EXERCISE INSTRUCTIONS → Scan the records for the word "占比分别为". Copy each line that includes it.

THE DATA →
* * * * * * *

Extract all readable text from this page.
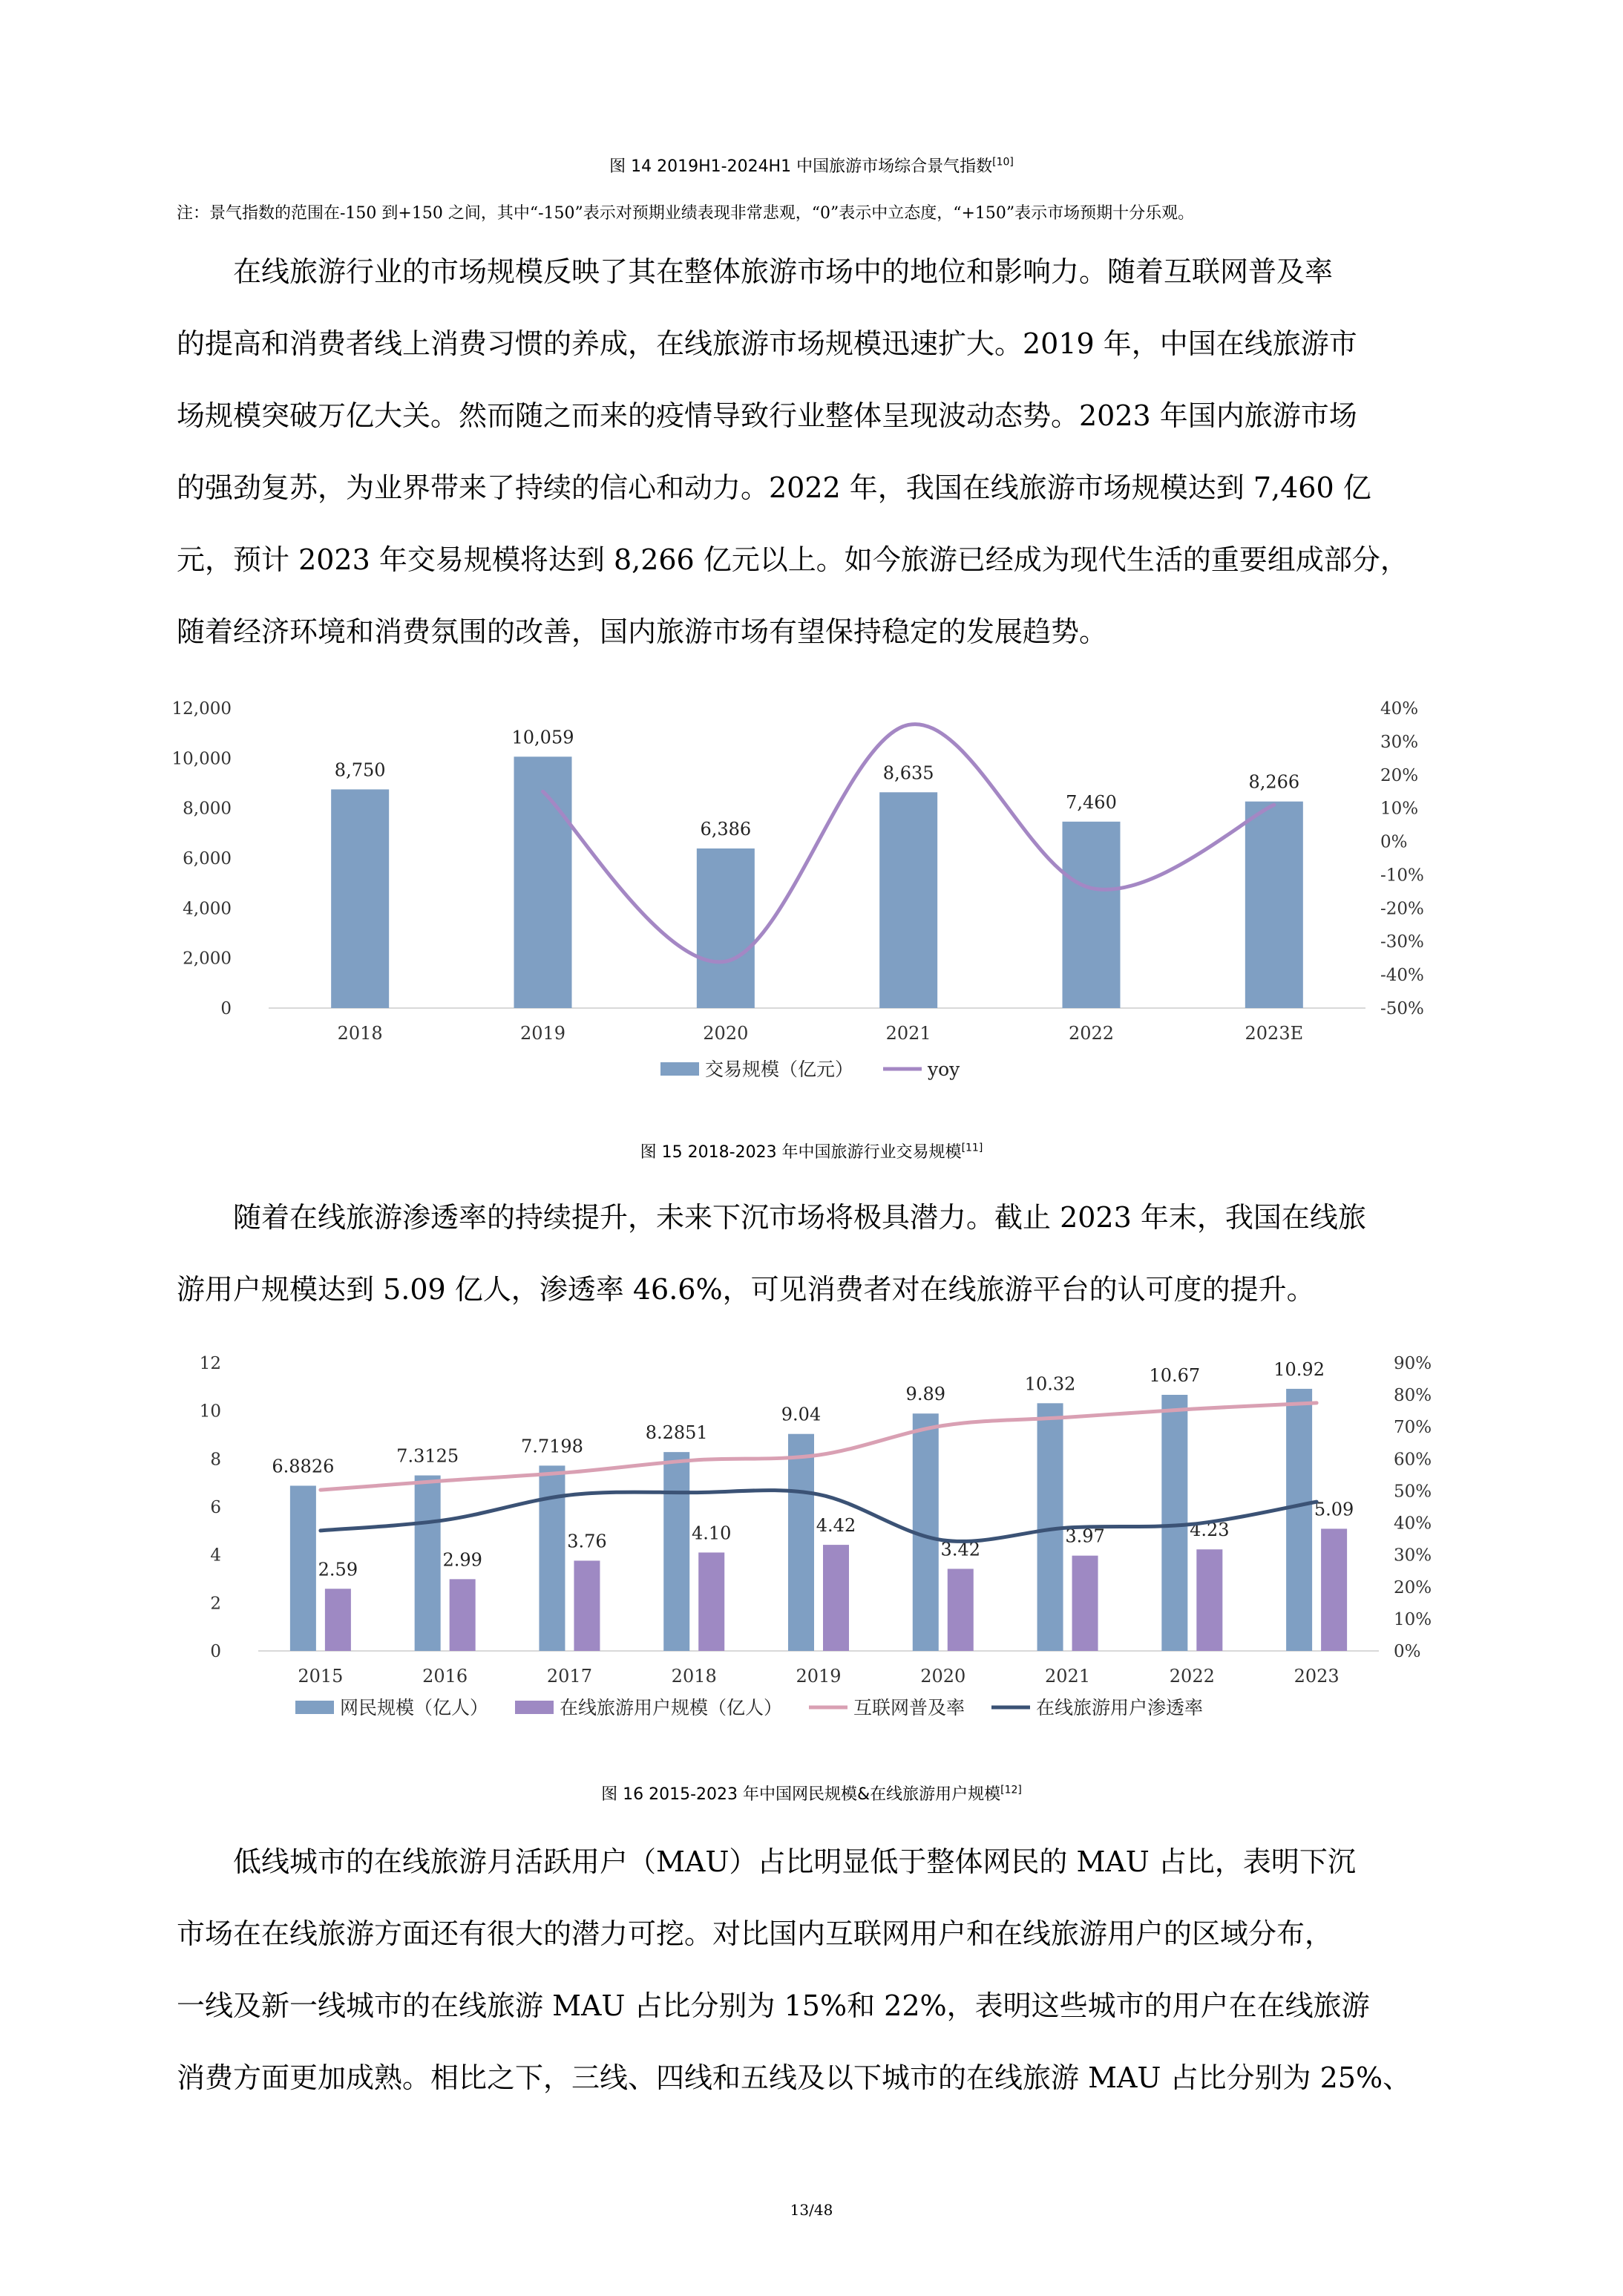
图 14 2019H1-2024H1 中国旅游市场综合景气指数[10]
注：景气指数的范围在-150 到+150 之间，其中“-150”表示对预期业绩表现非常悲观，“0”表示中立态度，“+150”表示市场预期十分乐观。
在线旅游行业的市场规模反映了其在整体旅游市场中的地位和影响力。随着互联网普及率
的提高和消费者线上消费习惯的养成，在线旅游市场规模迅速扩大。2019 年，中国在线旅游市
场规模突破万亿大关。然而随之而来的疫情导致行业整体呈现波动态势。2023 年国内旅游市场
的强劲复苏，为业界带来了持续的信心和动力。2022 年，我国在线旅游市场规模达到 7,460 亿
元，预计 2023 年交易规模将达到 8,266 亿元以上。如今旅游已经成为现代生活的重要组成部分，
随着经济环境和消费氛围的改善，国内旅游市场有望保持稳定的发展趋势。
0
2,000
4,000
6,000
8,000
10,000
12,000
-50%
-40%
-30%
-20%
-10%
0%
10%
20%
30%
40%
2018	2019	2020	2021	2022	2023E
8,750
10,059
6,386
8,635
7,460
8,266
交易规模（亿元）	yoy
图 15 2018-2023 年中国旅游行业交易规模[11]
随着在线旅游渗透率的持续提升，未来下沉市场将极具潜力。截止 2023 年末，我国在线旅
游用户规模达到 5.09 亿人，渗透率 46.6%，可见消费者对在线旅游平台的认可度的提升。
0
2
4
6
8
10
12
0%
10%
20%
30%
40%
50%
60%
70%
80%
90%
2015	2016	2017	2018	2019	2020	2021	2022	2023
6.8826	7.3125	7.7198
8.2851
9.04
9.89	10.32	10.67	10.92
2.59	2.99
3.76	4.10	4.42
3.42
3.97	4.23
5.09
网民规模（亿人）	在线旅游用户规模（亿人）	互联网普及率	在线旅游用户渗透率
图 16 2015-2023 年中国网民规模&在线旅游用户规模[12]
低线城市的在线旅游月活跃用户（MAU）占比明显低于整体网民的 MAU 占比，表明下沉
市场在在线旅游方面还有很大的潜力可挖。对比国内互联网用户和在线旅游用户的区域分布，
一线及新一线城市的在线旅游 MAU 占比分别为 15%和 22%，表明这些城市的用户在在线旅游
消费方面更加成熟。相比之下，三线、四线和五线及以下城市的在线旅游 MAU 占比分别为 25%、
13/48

* * * * * * *

FINAL ANSWER →
一线及新一线城市的在线旅游 MAU 占比分别为 15%和 22%，表明这些城市的用户在在线旅游
消费方面更加成熟。相比之下，三线、四线和五线及以下城市的在线旅游 MAU 占比分别为 25%、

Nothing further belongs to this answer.